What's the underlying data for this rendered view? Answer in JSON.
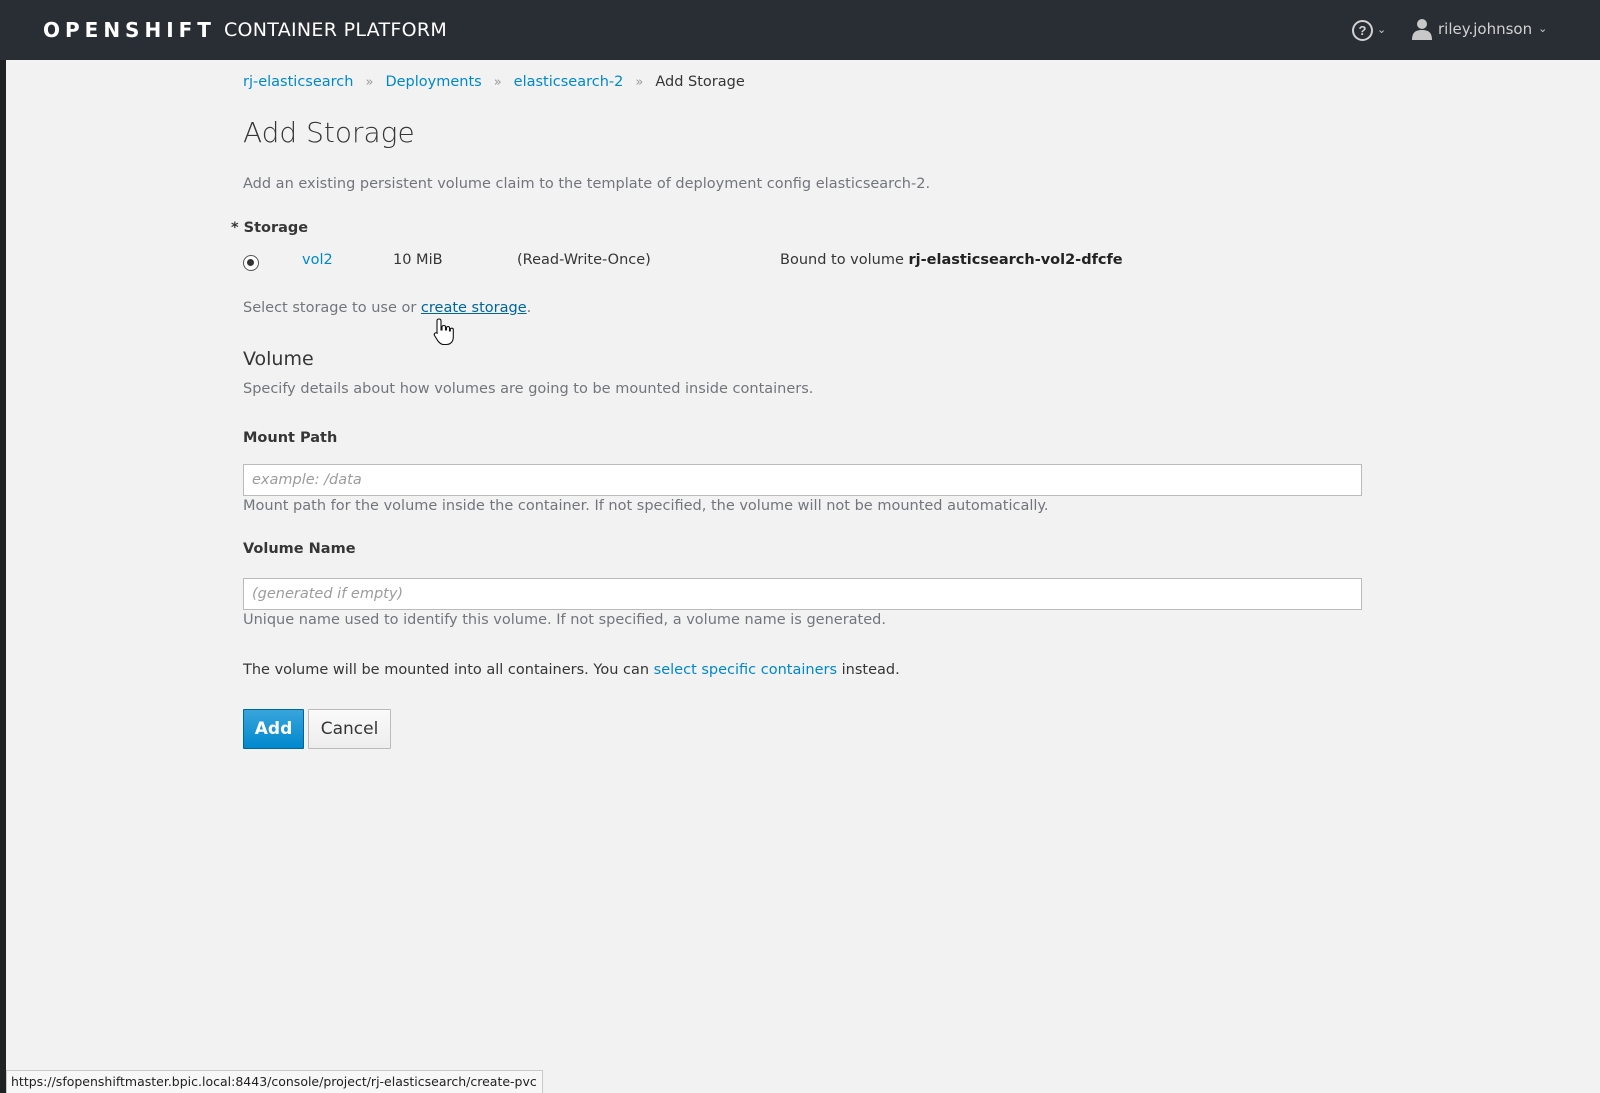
{
  "header": {
    "brand_bold": "OPENSHIFT",
    "brand_light": "CONTAINER PLATFORM",
    "help_icon": "help-circle-icon",
    "user_name": "riley.johnson"
  },
  "breadcrumb": {
    "items": [
      "rj-elasticsearch",
      "Deployments",
      "elasticsearch-2"
    ],
    "current": "Add Storage",
    "separator": "»"
  },
  "page": {
    "title": "Add Storage",
    "description": "Add an existing persistent volume claim to the template of deployment config elasticsearch-2."
  },
  "storage": {
    "label": "* Storage",
    "option": {
      "name": "vol2",
      "size": "10 MiB",
      "access_mode": "(Read-Write-Once)",
      "bound_prefix": "Bound to volume",
      "bound_volume": "rj-elasticsearch-vol2-dfcfe",
      "selected": true
    },
    "hint_prefix": "Select storage to use or",
    "hint_link": "create storage",
    "hint_suffix": "."
  },
  "volume": {
    "heading": "Volume",
    "description": "Specify details about how volumes are going to be mounted inside containers.",
    "mount_path": {
      "label": "Mount Path",
      "value": "",
      "placeholder": "example: /data",
      "help": "Mount path for the volume inside the container. If not specified, the volume will not be mounted automatically."
    },
    "volume_name": {
      "label": "Volume Name",
      "value": "",
      "placeholder": "(generated if empty)",
      "help": "Unique name used to identify this volume. If not specified, a volume name is generated."
    },
    "mount_note_prefix": "The volume will be mounted into all containers. You can",
    "mount_note_link": "select specific containers",
    "mount_note_suffix": "instead."
  },
  "actions": {
    "add_label": "Add",
    "cancel_label": "Cancel"
  },
  "status_bar": {
    "url": "https://sfopenshiftmaster.bpic.local:8443/console/project/rj-elasticsearch/create-pvc"
  },
  "colors": {
    "topbar": "#292e34",
    "link": "#0088ce",
    "primary_button": "#0088ce",
    "background": "#f2f2f2"
  }
}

WORK TO BE COMPLETED = List every line above that contains the word "inside".

TASK RESPONSE =
    "description": "Specify details about how volumes are going to be mounted inside containers.",
      "help": "Mount path for the volume inside the container. If not specified, the volume will not be mounted automatically."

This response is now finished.